What the task asks:
Tally how many lines of these entries hold the string "функции". Return the number alone.

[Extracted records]
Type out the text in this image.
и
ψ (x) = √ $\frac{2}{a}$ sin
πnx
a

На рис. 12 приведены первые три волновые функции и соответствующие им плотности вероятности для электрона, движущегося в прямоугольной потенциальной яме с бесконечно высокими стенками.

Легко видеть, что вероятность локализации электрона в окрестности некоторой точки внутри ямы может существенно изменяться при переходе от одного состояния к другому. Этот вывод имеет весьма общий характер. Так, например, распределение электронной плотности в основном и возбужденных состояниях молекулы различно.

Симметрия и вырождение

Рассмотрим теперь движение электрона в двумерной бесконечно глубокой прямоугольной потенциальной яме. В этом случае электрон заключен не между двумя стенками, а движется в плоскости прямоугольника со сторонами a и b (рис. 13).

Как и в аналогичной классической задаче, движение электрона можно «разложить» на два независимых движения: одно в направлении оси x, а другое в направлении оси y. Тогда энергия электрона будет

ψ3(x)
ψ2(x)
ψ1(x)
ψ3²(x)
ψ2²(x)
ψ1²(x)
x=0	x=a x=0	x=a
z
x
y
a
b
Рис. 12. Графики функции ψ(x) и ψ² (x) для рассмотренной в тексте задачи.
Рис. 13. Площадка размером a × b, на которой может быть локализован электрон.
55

--

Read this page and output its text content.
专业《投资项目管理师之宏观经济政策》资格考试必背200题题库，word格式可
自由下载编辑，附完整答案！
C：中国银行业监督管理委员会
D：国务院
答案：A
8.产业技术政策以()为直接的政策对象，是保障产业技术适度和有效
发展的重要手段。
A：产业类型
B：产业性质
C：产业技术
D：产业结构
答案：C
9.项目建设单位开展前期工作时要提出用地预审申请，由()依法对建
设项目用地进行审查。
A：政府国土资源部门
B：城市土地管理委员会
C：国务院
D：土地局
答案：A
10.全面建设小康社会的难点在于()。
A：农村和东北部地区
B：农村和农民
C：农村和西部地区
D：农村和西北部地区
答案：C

Reply:
2